▸ **Что нужно сделать**: Объясните по фрагменту текста, почему на вопрос, счастлив ли Миша, дан ответ «И да, и нет».

▸ **Фрагмент текста**:

⁂

Совращение малолетних

   Сексуальные проблемы у детей, подобных Мише, возникают порой уже с самых ранних лет. Они чаще других становятся объектами развратных действий или изнасилования, так как льнут к взрослым, демонстрируют им своё удовольствие, когда те тискают и ласкают их. Мальчики не скрывают своей эрекции, тем самым провоцируя старших на предосудительные, а иногда и на преступные поступки. Возможно, что стройбатовцы (заметим, что они – “нормальные” гетеросексуалы, недаром же оба называли Мишу женскими именами!) были отчасти спровоцированы на преступление чересчур ласковым ребёнком.
   По механизму импринтинга ребёнок запомнил всё: погоны и солдатское обмундирование своих “партнёров”; их грубость и запах немытых тел; запах и вкус собственных фекалий; боль, чувство беспомощности и страха, которые неожиданно приобрели сладострастный оттенок. Очень скоро он научился доводить себя до оргазма сам (разумеется, ещё без эякуляции), сопровождая мастурбацию фантазиями, в которых фигурировали его растлители. С 8 лет мальчик вступает в половые контакты со старшими ребятами, а с 11 лет – с взрослыми, всё полнее воссоздавая ситуацию, напоминающую ему его первый сексуальный опыт.
   В казарме автобата Миша свёл воедино основные сигналы–раздражители, закреплённые импринтингом: солдатскую форму, запах немытых гениталий и солярки (всё это заменяет ему запах собственных фекалий, запечатлевшийся в тот злосчастный день), грубость и агрессивность партнёров, состояние собственной беспомощности, унижения, страха. Характерна наблюдательность Миши: он замечает, что наиболее агрессивно к нему относятся те, кого больше всех возбуждает садистский характер “массового минета”. Именно они пользуются его сексуальными услугами повторно.
   Счастлив ли Миша? И да, и нет. Ведь его ежедневная унизительная каторга не даёт ему того удовлетворения, которым сопровождается самая обычная половая близость. Однако, выполнение навязчивого ритуала, сходного с действиями заводной куклы (то что сексологи называют аддиктивностью поведения и его ритуализацией), приносит Мише своеобразное облегчение, словно он выполняет кем-то заданную программу.
   Если жертвой педофилов становится обычный здоровый ребёнок, то вред, наносимый совращением, не слишком велик. Именно так, без особых последствий для их дальнейшей жизни, воспринимало большинство девочек развратные действия Ж.

⁂

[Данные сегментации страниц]

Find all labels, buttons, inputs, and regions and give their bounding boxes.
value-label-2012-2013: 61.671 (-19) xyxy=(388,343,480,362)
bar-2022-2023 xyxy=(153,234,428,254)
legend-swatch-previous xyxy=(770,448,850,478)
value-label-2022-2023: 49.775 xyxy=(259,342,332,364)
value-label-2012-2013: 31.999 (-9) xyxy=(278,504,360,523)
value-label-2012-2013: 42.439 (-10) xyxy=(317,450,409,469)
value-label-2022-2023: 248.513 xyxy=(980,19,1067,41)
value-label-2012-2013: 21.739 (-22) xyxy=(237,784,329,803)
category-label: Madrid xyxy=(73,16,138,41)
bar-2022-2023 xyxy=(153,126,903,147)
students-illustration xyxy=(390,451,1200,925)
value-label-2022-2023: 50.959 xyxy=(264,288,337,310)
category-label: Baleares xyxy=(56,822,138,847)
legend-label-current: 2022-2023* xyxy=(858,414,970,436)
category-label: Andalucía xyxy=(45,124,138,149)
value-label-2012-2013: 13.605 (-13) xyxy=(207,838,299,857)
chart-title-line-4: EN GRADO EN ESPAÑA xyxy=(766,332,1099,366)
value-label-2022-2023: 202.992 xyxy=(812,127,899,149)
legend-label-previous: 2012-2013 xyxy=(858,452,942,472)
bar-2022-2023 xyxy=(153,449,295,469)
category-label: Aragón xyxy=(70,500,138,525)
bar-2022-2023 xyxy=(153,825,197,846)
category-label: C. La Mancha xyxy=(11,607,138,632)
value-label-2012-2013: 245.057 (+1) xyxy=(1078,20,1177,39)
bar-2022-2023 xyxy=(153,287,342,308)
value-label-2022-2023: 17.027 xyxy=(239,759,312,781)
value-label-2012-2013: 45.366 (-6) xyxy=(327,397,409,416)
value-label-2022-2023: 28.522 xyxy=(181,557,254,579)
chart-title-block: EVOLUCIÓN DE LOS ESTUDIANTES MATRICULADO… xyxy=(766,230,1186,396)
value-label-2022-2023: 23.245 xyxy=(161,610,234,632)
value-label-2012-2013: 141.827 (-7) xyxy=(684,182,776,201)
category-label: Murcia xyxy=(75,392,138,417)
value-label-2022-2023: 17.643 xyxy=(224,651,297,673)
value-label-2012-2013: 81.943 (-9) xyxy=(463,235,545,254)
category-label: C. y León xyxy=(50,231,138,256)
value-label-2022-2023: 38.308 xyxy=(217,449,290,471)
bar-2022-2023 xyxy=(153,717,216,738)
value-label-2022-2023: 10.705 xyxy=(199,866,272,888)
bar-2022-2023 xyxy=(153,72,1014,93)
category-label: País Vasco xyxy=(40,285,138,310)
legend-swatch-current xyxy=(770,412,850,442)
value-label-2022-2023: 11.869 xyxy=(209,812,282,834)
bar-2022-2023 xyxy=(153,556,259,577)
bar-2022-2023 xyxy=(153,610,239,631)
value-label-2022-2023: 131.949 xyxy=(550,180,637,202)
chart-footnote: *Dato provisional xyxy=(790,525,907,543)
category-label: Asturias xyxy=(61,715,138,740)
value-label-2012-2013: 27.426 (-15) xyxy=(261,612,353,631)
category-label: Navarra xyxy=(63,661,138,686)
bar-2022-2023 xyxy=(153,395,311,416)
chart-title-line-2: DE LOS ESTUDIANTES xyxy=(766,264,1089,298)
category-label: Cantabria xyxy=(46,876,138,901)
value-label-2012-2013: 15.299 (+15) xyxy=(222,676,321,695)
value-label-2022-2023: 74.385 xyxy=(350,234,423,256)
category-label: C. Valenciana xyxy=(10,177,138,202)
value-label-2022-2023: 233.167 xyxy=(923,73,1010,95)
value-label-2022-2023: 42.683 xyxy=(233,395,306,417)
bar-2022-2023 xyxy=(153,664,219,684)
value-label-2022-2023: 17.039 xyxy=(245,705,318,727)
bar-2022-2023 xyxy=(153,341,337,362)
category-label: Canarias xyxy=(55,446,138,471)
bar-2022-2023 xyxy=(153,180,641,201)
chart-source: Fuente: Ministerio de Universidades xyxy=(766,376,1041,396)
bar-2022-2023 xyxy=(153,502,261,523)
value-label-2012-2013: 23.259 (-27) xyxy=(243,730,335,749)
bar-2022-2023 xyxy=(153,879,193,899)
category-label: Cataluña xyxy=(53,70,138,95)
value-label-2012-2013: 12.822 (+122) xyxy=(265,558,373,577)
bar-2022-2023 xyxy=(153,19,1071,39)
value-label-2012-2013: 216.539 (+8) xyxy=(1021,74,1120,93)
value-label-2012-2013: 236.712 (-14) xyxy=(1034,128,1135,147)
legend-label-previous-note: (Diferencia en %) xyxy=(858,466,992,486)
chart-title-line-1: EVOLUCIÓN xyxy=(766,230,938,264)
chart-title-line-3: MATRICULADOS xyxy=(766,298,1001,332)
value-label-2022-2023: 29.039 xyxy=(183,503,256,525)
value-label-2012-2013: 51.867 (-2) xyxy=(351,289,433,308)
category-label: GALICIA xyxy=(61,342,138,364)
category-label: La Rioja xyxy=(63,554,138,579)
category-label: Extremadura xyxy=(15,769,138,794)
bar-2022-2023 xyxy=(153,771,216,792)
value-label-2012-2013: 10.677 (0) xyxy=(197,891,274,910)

⁂

▸ **Ответ к заданию**: «Нет», потому что его ежедневная унизительная каторга не дает ему того удовлетворения, которое сопровождает самую обычную половую близость. «Да», потому что выполнение навязчивого ритуала, сходного с действиями заводной куклы, приносит ему своеобразное облегчение, словно он выполняет кем-то заданную программу.